Goal of the exercise: What is the number of lines below that include the string "Band"? Provide that number alone.

Records: Begin

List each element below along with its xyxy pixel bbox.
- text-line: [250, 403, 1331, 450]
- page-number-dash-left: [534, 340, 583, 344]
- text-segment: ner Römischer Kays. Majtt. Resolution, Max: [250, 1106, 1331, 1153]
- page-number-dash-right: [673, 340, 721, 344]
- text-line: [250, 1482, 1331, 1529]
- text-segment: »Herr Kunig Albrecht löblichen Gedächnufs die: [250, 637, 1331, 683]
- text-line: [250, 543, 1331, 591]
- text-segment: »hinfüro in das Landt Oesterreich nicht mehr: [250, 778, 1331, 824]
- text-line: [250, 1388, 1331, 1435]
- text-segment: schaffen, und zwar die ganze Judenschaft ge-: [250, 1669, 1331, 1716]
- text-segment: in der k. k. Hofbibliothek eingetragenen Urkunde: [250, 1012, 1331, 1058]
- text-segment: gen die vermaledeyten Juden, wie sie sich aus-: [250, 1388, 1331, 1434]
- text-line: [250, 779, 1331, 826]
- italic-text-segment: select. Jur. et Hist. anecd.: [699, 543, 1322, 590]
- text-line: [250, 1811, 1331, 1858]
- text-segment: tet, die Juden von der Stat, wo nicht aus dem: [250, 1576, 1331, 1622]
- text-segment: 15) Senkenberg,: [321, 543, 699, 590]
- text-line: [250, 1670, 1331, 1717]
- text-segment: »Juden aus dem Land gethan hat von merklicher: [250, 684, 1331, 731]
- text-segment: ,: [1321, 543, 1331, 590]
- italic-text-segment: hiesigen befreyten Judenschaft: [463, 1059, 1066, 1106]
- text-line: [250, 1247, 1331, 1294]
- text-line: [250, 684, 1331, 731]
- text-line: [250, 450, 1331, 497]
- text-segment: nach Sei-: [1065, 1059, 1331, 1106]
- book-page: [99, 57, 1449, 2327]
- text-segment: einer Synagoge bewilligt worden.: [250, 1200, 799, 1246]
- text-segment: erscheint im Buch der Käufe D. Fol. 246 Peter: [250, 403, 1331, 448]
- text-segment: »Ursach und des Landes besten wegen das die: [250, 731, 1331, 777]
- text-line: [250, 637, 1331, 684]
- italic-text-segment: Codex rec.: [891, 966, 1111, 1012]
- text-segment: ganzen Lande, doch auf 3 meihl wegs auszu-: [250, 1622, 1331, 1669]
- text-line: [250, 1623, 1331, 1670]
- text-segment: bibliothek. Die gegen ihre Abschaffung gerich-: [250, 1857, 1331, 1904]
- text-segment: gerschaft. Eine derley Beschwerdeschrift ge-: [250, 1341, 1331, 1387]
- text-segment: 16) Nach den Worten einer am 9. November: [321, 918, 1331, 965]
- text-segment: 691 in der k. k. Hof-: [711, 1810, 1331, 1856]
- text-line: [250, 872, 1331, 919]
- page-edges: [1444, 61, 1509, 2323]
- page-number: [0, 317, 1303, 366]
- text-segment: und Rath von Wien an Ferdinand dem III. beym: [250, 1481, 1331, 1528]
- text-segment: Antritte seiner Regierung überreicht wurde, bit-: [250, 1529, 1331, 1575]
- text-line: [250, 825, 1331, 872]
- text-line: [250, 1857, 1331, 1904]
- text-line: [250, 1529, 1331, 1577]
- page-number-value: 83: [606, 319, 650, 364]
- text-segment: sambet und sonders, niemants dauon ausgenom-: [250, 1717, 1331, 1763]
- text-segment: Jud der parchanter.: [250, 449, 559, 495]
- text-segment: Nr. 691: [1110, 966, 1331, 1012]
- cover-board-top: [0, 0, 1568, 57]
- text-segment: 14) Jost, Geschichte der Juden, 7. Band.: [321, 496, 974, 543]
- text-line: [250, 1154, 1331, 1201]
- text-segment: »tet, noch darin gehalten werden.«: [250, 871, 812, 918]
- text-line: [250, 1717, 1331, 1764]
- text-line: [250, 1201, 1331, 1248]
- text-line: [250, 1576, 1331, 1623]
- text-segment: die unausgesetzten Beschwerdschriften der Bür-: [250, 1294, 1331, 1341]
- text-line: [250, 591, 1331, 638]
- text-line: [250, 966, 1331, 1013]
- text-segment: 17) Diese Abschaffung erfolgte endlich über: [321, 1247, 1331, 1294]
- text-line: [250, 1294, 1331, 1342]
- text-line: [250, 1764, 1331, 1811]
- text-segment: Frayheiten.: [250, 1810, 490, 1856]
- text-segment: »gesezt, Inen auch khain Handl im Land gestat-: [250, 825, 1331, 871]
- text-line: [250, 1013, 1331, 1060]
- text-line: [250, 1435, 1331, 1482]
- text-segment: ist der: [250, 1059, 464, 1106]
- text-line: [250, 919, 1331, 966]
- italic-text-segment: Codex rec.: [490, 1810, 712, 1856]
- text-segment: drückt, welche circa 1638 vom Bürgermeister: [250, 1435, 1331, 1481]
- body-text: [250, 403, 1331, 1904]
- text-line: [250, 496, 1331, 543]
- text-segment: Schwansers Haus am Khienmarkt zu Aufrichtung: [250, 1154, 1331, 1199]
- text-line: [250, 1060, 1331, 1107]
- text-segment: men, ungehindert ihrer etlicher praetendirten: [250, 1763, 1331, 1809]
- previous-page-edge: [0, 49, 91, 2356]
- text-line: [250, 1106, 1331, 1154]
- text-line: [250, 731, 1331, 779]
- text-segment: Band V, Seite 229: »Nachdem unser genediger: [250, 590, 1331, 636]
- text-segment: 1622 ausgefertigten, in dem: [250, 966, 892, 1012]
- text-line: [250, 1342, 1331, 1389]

Records: End

Exercise solution: 2